> _Goal of the exercise_
Gather all lines in the data that hold the string "被开方数含有分母".

> _Exercise materials_
/---

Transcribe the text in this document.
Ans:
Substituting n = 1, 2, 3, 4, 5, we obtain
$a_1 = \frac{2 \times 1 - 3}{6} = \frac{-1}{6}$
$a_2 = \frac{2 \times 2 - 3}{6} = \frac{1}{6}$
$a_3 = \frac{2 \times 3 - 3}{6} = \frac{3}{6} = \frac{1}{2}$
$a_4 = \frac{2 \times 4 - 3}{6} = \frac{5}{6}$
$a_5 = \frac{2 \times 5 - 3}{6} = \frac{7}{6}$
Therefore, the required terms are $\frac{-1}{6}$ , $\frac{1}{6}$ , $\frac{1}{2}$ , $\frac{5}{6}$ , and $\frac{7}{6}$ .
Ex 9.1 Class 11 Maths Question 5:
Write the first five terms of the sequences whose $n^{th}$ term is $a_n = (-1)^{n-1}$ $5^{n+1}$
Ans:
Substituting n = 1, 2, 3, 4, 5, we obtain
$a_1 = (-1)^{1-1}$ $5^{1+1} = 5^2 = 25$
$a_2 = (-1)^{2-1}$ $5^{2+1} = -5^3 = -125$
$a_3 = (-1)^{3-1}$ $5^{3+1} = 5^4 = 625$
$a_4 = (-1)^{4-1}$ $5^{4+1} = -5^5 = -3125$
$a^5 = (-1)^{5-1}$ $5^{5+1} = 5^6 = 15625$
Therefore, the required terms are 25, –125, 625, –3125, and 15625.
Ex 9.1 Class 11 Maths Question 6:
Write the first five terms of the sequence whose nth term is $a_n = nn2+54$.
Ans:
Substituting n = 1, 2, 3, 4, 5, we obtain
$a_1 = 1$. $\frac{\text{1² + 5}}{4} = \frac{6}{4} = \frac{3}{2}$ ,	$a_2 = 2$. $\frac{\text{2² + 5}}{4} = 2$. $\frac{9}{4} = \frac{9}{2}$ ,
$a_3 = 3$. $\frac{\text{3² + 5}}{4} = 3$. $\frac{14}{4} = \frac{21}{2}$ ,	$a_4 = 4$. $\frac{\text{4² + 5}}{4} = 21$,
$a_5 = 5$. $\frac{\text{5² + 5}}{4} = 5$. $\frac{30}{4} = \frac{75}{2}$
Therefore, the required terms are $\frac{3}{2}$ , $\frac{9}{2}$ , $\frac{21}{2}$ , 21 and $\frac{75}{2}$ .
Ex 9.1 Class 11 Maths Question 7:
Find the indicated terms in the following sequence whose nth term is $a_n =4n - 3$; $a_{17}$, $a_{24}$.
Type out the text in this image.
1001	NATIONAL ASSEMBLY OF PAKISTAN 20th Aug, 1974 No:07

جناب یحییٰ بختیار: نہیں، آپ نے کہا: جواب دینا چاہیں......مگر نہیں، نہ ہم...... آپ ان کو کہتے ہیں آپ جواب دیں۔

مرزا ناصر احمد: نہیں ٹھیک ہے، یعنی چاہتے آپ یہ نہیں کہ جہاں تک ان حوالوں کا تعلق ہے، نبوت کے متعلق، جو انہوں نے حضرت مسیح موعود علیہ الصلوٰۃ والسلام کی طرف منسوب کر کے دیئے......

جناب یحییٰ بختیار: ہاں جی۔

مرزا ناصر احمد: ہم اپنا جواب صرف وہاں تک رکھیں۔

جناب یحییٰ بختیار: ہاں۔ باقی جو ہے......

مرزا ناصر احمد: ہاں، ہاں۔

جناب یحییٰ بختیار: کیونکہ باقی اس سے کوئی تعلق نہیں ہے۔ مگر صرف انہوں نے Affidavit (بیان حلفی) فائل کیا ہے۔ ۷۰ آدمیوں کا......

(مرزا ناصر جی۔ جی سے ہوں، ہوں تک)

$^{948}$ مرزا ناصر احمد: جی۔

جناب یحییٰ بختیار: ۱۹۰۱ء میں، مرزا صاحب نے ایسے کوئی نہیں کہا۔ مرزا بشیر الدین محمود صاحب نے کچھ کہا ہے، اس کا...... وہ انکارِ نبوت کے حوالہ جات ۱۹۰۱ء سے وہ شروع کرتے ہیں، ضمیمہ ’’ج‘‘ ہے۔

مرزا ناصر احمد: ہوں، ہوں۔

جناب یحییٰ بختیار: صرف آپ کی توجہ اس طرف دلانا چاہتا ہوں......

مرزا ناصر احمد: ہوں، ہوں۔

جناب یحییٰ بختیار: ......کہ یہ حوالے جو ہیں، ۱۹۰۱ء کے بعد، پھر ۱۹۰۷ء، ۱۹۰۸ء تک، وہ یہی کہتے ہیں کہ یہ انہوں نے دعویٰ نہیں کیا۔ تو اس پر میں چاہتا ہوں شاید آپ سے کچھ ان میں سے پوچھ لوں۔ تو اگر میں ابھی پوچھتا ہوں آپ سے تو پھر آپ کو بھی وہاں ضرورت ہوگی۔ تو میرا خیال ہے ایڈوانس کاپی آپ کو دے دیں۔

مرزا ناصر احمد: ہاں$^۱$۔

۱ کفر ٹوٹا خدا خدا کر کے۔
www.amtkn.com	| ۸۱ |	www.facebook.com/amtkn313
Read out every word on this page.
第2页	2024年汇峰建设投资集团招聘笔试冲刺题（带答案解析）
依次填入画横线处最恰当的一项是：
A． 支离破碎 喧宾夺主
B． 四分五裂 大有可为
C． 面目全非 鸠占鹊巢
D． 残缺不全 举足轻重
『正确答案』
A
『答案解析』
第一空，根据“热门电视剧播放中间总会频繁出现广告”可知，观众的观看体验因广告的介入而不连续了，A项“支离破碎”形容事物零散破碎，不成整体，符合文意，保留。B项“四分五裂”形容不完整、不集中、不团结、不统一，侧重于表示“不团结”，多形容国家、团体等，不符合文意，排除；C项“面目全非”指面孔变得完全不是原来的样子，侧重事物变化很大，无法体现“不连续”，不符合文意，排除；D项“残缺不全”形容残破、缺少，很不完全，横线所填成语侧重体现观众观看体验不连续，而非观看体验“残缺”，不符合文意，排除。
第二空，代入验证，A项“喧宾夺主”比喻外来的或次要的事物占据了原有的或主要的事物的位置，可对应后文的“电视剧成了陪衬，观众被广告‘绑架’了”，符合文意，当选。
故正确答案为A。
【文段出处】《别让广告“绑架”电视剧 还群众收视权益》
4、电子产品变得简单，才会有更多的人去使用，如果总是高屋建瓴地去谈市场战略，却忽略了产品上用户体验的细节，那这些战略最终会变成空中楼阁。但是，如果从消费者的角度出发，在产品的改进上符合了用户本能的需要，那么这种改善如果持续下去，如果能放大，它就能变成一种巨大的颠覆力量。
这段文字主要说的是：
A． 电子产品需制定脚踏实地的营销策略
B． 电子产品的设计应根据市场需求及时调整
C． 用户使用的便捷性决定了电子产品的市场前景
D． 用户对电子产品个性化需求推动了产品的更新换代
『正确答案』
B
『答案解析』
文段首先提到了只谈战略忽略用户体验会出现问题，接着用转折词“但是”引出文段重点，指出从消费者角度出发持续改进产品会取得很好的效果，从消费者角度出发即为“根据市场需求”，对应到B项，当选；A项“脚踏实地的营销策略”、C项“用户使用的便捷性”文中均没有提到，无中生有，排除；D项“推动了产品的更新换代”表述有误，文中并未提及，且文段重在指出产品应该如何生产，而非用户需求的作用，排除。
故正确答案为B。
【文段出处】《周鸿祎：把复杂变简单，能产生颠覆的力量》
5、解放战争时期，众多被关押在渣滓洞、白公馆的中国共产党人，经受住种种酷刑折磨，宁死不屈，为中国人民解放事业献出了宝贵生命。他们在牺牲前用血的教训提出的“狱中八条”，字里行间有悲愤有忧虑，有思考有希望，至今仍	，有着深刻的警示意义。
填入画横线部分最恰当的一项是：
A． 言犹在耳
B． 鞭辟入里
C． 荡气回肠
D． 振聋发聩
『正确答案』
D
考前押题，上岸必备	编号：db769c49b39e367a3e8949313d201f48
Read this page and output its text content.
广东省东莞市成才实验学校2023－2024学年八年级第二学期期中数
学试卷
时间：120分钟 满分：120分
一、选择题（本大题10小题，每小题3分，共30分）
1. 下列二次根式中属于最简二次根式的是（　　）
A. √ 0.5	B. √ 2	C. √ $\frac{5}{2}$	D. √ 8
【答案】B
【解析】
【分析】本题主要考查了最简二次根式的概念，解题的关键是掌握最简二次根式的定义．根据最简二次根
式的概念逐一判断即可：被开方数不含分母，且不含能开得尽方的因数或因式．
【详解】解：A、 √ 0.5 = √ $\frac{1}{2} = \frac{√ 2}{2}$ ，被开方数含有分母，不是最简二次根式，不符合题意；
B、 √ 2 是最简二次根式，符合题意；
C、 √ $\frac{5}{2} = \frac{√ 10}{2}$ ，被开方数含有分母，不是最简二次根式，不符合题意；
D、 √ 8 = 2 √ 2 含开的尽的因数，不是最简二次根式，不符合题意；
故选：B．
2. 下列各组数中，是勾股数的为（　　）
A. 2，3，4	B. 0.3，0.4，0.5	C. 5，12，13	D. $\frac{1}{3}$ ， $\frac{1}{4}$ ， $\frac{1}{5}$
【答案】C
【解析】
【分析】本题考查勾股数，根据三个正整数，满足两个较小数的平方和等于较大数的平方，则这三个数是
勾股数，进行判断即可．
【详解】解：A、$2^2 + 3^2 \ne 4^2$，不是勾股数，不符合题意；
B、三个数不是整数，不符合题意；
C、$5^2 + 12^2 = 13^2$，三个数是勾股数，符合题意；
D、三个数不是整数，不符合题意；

\---

> _The completed task_
【详解】解：A、 √ 0.5 = √ $\frac{1}{2} = \frac{√ 2}{2}$ ，被开方数含有分母，不是最简二次根式，不符合题意；
C、 √ $\frac{5}{2} = \frac{√ 10}{2}$ ，被开方数含有分母，不是最简二次根式，不符合题意；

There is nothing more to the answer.